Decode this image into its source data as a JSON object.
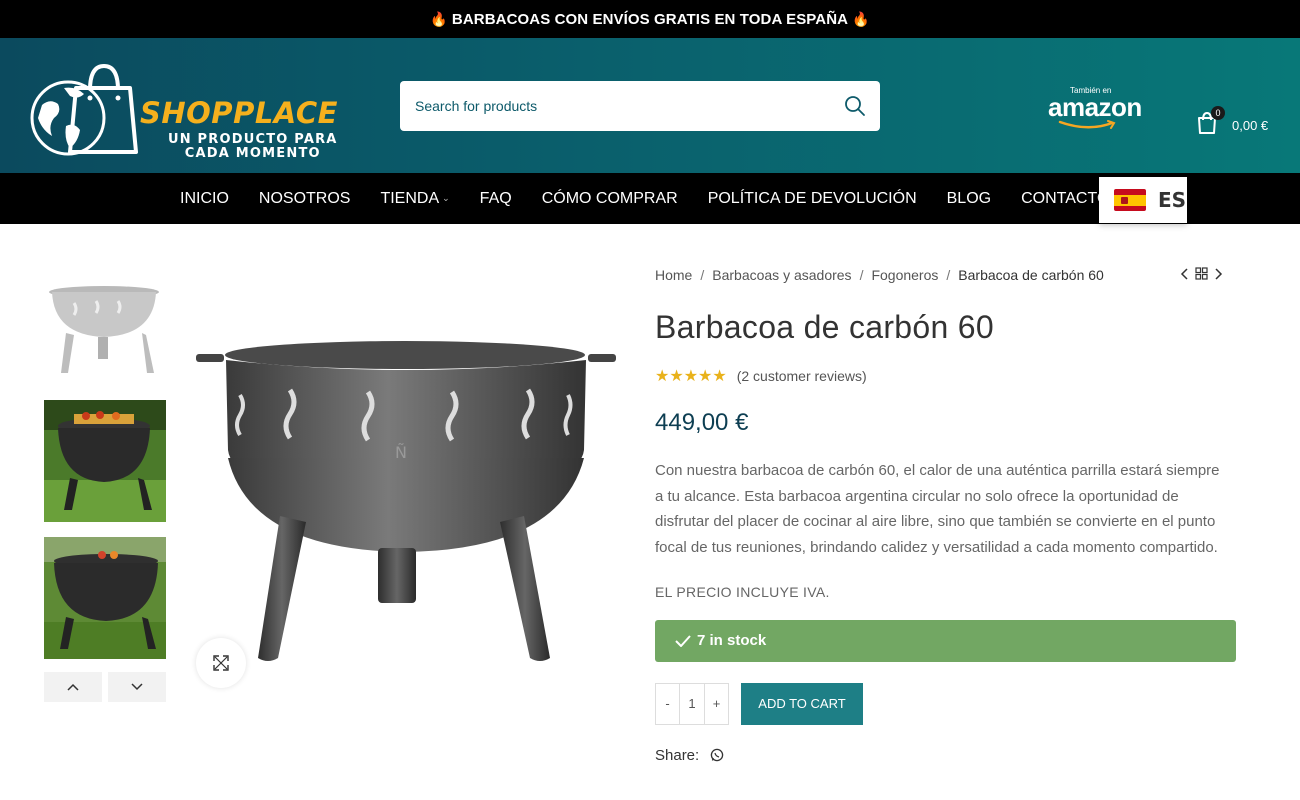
{
  "announcement": {
    "text": "BARBACOAS CON ENVÍOS GRATIS EN TODA ESPAÑA"
  },
  "logo": {
    "name": "SHOPPLACE",
    "tagline_1": "UN PRODUCTO PARA",
    "tagline_2": "CADA MOMENTO"
  },
  "search": {
    "placeholder": "Search for products"
  },
  "amazon": {
    "small": "También en",
    "word": "amazon"
  },
  "cart": {
    "count": "0",
    "total": "0,00 €"
  },
  "nav": {
    "items": [
      "INICIO",
      "NOSOTROS",
      "TIENDA",
      "FAQ",
      "CÓMO COMPRAR",
      "POLÍTICA DE DEVOLUCIÓN",
      "BLOG",
      "CONTACTO"
    ]
  },
  "language": {
    "code": "ES"
  },
  "breadcrumb": {
    "home": "Home",
    "cat1": "Barbacoas y asadores",
    "cat2": "Fogoneros",
    "current": "Barbacoa de carbón 60"
  },
  "product": {
    "title": "Barbacoa de carbón 60",
    "rating": 5,
    "reviews": "(2 customer reviews)",
    "price": "449,00 €",
    "description": "Con nuestra barbacoa de carbón 60, el calor de una auténtica parrilla estará siempre a tu alcance. Esta barbacoa argentina circular no solo ofrece la oportunidad de disfrutar del placer de cocinar al aire libre, sino que también se convierte en el punto focal de tus reuniones, brindando calidez y versatilidad a cada momento compartido.",
    "iva_note": "EL PRECIO INCLUYE IVA.",
    "stock": "7 in stock",
    "quantity": "1",
    "add_to_cart": "ADD TO CART",
    "qty_minus": "-",
    "qty_plus": "+"
  },
  "share": {
    "label": "Share:"
  },
  "icons": [
    "flame-icon",
    "globe-bag-logo",
    "search-icon",
    "cart-icon",
    "spain-flag-icon",
    "star-icon",
    "expand-icon",
    "chevron-up-icon",
    "chevron-down-icon",
    "chevron-left-icon",
    "chevron-right-icon",
    "grid-icon",
    "check-icon",
    "whatsapp-icon"
  ],
  "colors": {
    "header_from": "#0b4a5e",
    "header_to": "#087878",
    "logo_gold": "#f5b01d",
    "stock_green": "#72a763",
    "cart_button": "#1e7f86",
    "price": "#0d3e52",
    "stars": "#e9b21b"
  }
}
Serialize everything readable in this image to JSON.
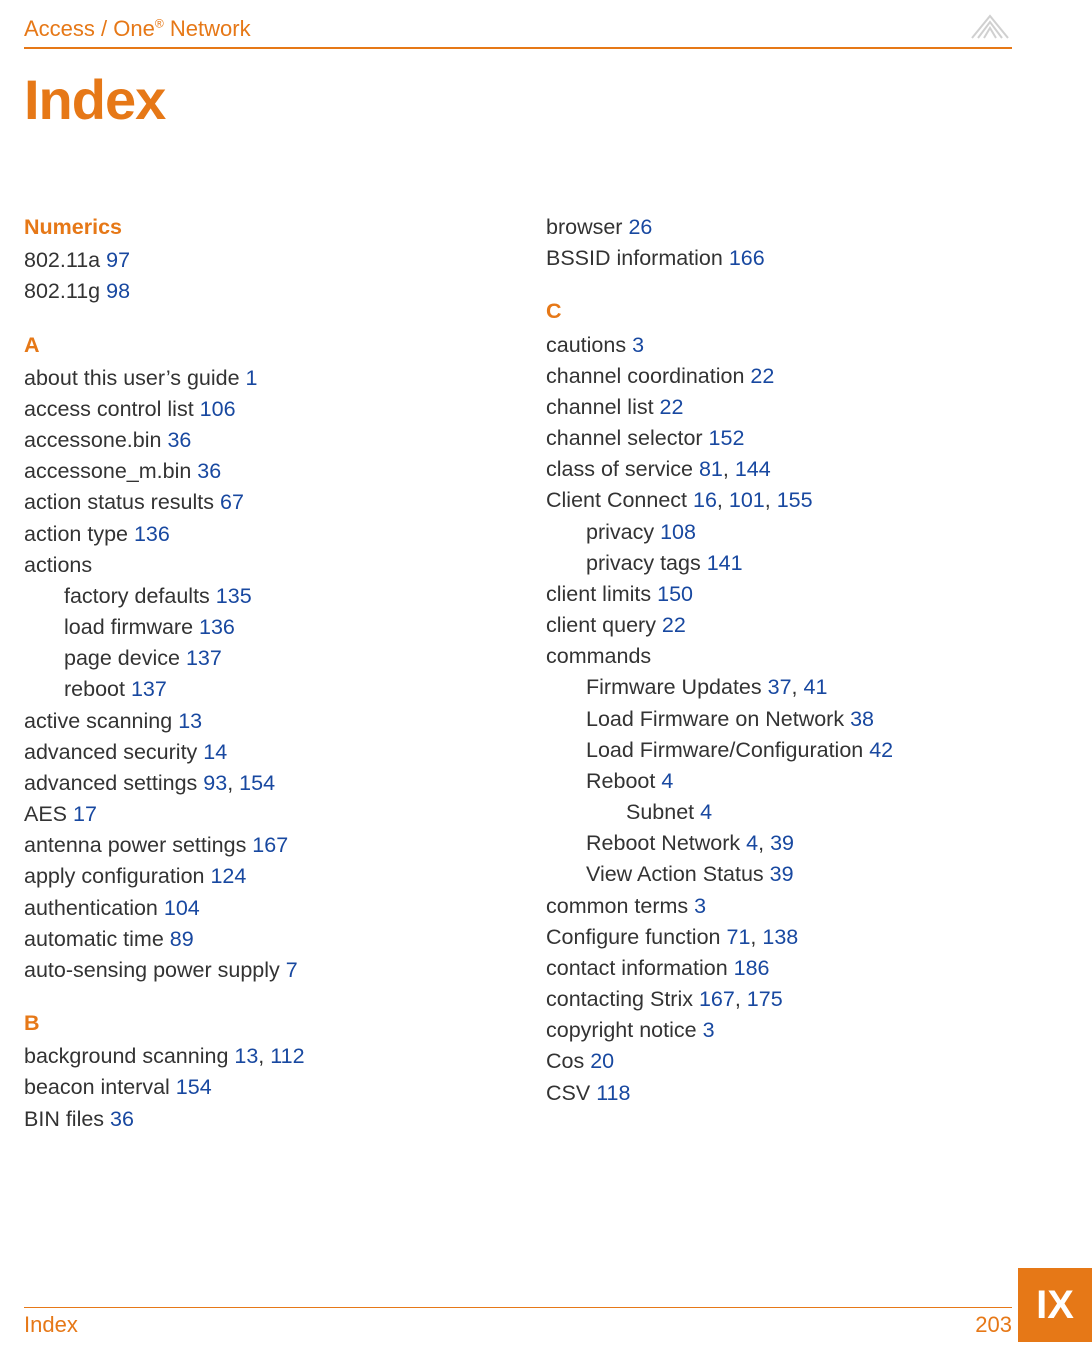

*Requirement:*
Take the data above and repeat it exactly, leaving each picture out.

*Problem solution:*
Decode this image into its source data as a JSON object.
{
  "announcement": {
    "text": "BARBACOAS CON ENVÍOS GRATIS EN TODA ESPAÑA"
  },
  "logo": {
    "name": "SHOPPLACE",
    "tagline_1": "UN PRODUCTO PARA",
    "tagline_2": "CADA MOMENTO"
  },
  "search": {
    "placeholder": "Search for products"
  },
  "amazon": {
    "small": "También en",
    "word": "amazon"
  },
  "cart": {
    "count": "0",
    "total": "0,00 €"
  },
  "nav": {
    "items": [
      "INICIO",
      "NOSOTROS",
      "TIENDA",
      "FAQ",
      "CÓMO COMPRAR",
      "POLÍTICA DE DEVOLUCIÓN",
      "BLOG",
      "CONTACTO"
    ]
  },
  "language": {
    "code": "ES"
  },
  "breadcrumb": {
    "home": "Home",
    "cat1": "Barbacoas y asadores",
    "cat2": "Fogoneros",
    "current": "Barbacoa de carbón 60"
  },
  "product": {
    "title": "Barbacoa de carbón 60",
    "rating": 5,
    "reviews": "(2 customer reviews)",
    "price": "449,00 €",
    "description": "Con nuestra barbacoa de carbón 60, el calor de una auténtica parrilla estará siempre a tu alcance. Esta barbacoa argentina circular no solo ofrece la oportunidad de disfrutar del placer de cocinar al aire libre, sino que también se convierte en el punto focal de tus reuniones, brindando calidez y versatilidad a cada momento compartido.",
    "iva_note": "EL PRECIO INCLUYE IVA.",
    "stock": "7 in stock",
    "quantity": "1",
    "add_to_cart": "ADD TO CART",
    "qty_minus": "-",
    "qty_plus": "+"
  },
  "share": {
    "label": "Share:"
  },
  "icons": [
    "flame-icon",
    "globe-bag-logo",
    "search-icon",
    "cart-icon",
    "spain-flag-icon",
    "star-icon",
    "expand-icon",
    "chevron-up-icon",
    "chevron-down-icon",
    "chevron-left-icon",
    "chevron-right-icon",
    "grid-icon",
    "check-icon",
    "whatsapp-icon"
  ],
  "colors": {
    "header_from": "#0b4a5e",
    "header_to": "#087878",
    "logo_gold": "#f5b01d",
    "stock_green": "#72a763",
    "cart_button": "#1e7f86",
    "price": "#0d3e52",
    "stars": "#e9b21b"
  }
}
Serialize everything readable in this image to JSON.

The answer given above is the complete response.